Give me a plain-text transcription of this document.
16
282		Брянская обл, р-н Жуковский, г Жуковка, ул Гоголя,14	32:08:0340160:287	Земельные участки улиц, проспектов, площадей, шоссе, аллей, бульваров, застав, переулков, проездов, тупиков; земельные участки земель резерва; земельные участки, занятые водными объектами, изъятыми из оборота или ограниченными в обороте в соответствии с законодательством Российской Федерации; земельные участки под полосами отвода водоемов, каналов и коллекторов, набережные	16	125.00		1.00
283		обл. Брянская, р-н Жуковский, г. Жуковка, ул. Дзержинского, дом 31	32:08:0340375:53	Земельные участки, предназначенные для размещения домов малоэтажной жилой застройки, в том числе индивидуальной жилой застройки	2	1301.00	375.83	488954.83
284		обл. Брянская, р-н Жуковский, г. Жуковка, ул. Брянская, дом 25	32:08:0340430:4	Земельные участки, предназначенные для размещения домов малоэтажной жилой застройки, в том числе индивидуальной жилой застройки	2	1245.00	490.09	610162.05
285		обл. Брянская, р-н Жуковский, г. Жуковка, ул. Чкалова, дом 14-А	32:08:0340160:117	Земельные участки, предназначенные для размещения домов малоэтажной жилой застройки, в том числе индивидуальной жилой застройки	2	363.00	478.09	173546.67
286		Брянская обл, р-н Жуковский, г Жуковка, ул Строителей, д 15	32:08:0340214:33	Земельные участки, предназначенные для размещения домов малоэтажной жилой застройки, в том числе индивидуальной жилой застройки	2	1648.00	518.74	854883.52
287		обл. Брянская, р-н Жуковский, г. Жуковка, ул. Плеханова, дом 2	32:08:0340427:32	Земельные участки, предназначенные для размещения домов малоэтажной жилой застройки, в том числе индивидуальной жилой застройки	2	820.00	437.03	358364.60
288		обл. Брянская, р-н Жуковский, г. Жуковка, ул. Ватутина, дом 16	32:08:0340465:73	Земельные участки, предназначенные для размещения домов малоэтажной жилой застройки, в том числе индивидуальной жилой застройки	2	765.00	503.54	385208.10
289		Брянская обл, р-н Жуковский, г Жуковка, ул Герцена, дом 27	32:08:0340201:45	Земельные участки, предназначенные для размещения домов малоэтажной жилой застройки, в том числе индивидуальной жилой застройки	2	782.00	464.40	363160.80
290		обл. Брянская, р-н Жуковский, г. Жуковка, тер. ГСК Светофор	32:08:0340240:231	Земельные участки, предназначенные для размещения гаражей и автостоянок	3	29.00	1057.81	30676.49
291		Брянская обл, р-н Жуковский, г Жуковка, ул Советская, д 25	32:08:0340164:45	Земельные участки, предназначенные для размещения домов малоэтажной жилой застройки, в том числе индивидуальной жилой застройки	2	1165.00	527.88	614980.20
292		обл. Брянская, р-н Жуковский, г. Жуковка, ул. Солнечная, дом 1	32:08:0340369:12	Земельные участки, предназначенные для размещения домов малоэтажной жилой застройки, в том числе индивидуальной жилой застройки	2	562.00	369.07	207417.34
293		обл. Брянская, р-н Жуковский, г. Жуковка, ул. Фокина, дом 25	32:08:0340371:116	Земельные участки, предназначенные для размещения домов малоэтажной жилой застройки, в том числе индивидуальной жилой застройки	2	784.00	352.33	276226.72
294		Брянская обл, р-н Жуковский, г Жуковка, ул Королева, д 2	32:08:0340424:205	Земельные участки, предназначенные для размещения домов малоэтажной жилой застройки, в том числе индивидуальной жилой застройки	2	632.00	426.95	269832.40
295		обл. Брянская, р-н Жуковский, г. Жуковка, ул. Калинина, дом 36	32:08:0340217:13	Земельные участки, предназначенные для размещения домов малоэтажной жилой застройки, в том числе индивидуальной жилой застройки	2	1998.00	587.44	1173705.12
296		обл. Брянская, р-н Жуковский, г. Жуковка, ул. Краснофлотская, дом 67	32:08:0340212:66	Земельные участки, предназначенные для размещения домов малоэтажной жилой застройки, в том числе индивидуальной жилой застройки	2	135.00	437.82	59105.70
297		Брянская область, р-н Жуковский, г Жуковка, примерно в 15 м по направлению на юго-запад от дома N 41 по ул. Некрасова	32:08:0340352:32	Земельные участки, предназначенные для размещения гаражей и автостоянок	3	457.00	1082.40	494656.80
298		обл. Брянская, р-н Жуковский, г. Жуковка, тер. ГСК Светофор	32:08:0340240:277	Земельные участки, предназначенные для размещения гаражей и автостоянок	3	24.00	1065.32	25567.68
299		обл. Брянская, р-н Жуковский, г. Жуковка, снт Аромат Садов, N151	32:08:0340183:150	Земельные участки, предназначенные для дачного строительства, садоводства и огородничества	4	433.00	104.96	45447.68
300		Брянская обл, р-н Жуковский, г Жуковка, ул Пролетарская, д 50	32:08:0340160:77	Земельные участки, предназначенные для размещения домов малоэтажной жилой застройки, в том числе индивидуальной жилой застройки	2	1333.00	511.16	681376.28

» **Task goal**
Write out the entries above once more, without altering anything.

» **Solution for this problem**
Give me a plain-text transcription of this document.
16
282		Брянская обл, р-н Жуковский, г Жуковка, ул Гоголя,14	32:08:0340160:287	Земельные участки улиц, проспектов, площадей, шоссе, аллей, бульваров, застав, переулков, проездов, тупиков; земельные участки земель резерва; земельные участки, занятые водными объектами, изъятыми из оборота или ограниченными в обороте в соответствии с законодательством Российской Федерации; земельные участки под полосами отвода водоемов, каналов и коллекторов, набережные	16	125.00		1.00
283		обл. Брянская, р-н Жуковский, г. Жуковка, ул. Дзержинского, дом 31	32:08:0340375:53	Земельные участки, предназначенные для размещения домов малоэтажной жилой застройки, в том числе индивидуальной жилой застройки	2	1301.00	375.83	488954.83
284		обл. Брянская, р-н Жуковский, г. Жуковка, ул. Брянская, дом 25	32:08:0340430:4	Земельные участки, предназначенные для размещения домов малоэтажной жилой застройки, в том числе индивидуальной жилой застройки	2	1245.00	490.09	610162.05
285		обл. Брянская, р-н Жуковский, г. Жуковка, ул. Чкалова, дом 14-А	32:08:0340160:117	Земельные участки, предназначенные для размещения домов малоэтажной жилой застройки, в том числе индивидуальной жилой застройки	2	363.00	478.09	173546.67
286		Брянская обл, р-н Жуковский, г Жуковка, ул Строителей, д 15	32:08:0340214:33	Земельные участки, предназначенные для размещения домов малоэтажной жилой застройки, в том числе индивидуальной жилой застройки	2	1648.00	518.74	854883.52
287		обл. Брянская, р-н Жуковский, г. Жуковка, ул. Плеханова, дом 2	32:08:0340427:32	Земельные участки, предназначенные для размещения домов малоэтажной жилой застройки, в том числе индивидуальной жилой застройки	2	820.00	437.03	358364.60
288		обл. Брянская, р-н Жуковский, г. Жуковка, ул. Ватутина, дом 16	32:08:0340465:73	Земельные участки, предназначенные для размещения домов малоэтажной жилой застройки, в том числе индивидуальной жилой застройки	2	765.00	503.54	385208.10
289		Брянская обл, р-н Жуковский, г Жуковка, ул Герцена, дом 27	32:08:0340201:45	Земельные участки, предназначенные для размещения домов малоэтажной жилой застройки, в том числе индивидуальной жилой застройки	2	782.00	464.40	363160.80
290		обл. Брянская, р-н Жуковский, г. Жуковка, тер. ГСК Светофор	32:08:0340240:231	Земельные участки, предназначенные для размещения гаражей и автостоянок	3	29.00	1057.81	30676.49
291		Брянская обл, р-н Жуковский, г Жуковка, ул Советская, д 25	32:08:0340164:45	Земельные участки, предназначенные для размещения домов малоэтажной жилой застройки, в том числе индивидуальной жилой застройки	2	1165.00	527.88	614980.20
292		обл. Брянская, р-н Жуковский, г. Жуковка, ул. Солнечная, дом 1	32:08:0340369:12	Земельные участки, предназначенные для размещения домов малоэтажной жилой застройки, в том числе индивидуальной жилой застройки	2	562.00	369.07	207417.34
293		обл. Брянская, р-н Жуковский, г. Жуковка, ул. Фокина, дом 25	32:08:0340371:116	Земельные участки, предназначенные для размещения домов малоэтажной жилой застройки, в том числе индивидуальной жилой застройки	2	784.00	352.33	276226.72
294		Брянская обл, р-н Жуковский, г Жуковка, ул Королева, д 2	32:08:0340424:205	Земельные участки, предназначенные для размещения домов малоэтажной жилой застройки, в том числе индивидуальной жилой застройки	2	632.00	426.95	269832.40
295		обл. Брянская, р-н Жуковский, г. Жуковка, ул. Калинина, дом 36	32:08:0340217:13	Земельные участки, предназначенные для размещения домов малоэтажной жилой застройки, в том числе индивидуальной жилой застройки	2	1998.00	587.44	1173705.12
296		обл. Брянская, р-н Жуковский, г. Жуковка, ул. Краснофлотская, дом 67	32:08:0340212:66	Земельные участки, предназначенные для размещения домов малоэтажной жилой застройки, в том числе индивидуальной жилой застройки	2	135.00	437.82	59105.70
297		Брянская область, р-н Жуковский, г Жуковка, примерно в 15 м по направлению на юго-запад от дома N 41 по ул. Некрасова	32:08:0340352:32	Земельные участки, предназначенные для размещения гаражей и автостоянок	3	457.00	1082.40	494656.80
298		обл. Брянская, р-н Жуковский, г. Жуковка, тер. ГСК Светофор	32:08:0340240:277	Земельные участки, предназначенные для размещения гаражей и автостоянок	3	24.00	1065.32	25567.68
299		обл. Брянская, р-н Жуковский, г. Жуковка, снт Аромат Садов, N151	32:08:0340183:150	Земельные участки, предназначенные для дачного строительства, садоводства и огородничества	4	433.00	104.96	45447.68
300		Брянская обл, р-н Жуковский, г Жуковка, ул Пролетарская, д 50	32:08:0340160:77	Земельные участки, предназначенные для размещения домов малоэтажной жилой застройки, в том числе индивидуальной жилой застройки	2	1333.00	511.16	681376.28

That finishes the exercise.